• _Task directions_: Gather all lines with the word "Leakage" in them.

--- Information shown ---

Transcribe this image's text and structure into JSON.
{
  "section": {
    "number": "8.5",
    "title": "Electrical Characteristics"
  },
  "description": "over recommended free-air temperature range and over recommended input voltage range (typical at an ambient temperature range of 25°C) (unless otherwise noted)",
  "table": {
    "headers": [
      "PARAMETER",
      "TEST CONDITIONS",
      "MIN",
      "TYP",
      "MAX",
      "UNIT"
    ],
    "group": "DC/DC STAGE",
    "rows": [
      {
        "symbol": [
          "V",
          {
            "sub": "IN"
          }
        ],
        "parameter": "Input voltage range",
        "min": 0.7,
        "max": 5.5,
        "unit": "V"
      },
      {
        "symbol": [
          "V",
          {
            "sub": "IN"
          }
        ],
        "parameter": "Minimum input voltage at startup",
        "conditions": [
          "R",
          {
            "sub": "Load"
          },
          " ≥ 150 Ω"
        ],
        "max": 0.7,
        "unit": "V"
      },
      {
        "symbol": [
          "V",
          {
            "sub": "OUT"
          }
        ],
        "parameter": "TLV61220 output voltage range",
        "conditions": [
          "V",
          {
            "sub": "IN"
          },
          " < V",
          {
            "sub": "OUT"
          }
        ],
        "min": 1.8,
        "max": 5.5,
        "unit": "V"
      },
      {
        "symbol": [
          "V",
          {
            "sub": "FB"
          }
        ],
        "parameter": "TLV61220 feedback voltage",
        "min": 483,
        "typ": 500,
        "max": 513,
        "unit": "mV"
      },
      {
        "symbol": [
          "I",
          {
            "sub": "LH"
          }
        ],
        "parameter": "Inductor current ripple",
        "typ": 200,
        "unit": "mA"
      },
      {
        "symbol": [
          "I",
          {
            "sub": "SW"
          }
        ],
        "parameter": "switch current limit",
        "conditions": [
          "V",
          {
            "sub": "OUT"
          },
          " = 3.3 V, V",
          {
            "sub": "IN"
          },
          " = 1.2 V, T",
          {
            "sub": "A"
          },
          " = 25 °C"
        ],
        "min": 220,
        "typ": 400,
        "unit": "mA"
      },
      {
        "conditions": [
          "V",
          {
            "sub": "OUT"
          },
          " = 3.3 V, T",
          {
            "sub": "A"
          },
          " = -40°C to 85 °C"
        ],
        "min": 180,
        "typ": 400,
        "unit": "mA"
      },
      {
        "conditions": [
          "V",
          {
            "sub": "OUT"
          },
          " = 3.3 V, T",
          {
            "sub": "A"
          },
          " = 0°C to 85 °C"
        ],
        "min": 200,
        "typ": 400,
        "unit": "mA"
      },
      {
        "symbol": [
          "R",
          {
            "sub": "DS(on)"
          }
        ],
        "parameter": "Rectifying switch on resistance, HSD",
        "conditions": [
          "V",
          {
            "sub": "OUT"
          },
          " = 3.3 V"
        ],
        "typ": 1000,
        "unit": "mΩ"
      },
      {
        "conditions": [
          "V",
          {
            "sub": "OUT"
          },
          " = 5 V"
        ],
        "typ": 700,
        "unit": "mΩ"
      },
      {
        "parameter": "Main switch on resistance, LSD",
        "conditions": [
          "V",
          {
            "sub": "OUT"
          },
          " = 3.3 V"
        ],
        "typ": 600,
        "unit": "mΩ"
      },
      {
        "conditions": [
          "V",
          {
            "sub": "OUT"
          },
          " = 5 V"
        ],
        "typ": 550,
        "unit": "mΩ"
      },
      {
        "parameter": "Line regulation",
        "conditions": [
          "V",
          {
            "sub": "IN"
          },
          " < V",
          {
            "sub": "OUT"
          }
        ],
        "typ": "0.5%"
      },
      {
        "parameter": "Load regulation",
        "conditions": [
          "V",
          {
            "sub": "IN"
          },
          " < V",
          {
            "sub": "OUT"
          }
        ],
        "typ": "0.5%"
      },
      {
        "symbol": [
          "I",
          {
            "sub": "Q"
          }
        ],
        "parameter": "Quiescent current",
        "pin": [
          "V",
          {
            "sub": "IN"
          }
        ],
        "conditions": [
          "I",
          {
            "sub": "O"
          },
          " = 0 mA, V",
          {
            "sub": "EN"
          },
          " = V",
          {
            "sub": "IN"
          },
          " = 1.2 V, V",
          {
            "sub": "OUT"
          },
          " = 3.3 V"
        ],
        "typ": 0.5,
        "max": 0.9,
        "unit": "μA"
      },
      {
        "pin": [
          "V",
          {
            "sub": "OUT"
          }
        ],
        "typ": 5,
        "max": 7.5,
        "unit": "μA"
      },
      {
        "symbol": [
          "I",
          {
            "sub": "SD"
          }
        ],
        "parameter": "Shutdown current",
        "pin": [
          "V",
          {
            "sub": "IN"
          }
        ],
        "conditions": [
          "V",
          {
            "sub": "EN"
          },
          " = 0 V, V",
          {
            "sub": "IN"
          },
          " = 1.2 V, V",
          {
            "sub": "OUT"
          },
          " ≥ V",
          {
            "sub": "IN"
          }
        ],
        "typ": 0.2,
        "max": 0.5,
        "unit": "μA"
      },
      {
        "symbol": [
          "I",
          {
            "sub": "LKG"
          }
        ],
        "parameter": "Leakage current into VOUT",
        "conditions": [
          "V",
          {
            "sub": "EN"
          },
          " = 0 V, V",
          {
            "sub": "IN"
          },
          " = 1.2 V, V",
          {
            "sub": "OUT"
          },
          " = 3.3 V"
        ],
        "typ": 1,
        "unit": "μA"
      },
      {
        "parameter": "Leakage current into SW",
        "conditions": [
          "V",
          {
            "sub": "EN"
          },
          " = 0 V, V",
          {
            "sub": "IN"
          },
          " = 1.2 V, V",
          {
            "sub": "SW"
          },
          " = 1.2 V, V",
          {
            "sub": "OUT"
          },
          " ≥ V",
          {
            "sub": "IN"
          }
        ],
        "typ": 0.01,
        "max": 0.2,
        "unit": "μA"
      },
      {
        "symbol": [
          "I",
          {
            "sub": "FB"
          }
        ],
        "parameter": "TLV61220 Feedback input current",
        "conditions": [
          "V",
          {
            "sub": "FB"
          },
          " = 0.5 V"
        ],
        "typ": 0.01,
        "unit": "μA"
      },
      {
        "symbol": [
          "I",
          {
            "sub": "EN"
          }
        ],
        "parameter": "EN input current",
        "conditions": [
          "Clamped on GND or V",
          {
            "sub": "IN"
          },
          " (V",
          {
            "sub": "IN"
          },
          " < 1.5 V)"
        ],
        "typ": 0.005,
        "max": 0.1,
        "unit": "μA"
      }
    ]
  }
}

---

• _Task output_:
        "parameter": "Leakage current into VOUT",
        "parameter": "Leakage current into SW",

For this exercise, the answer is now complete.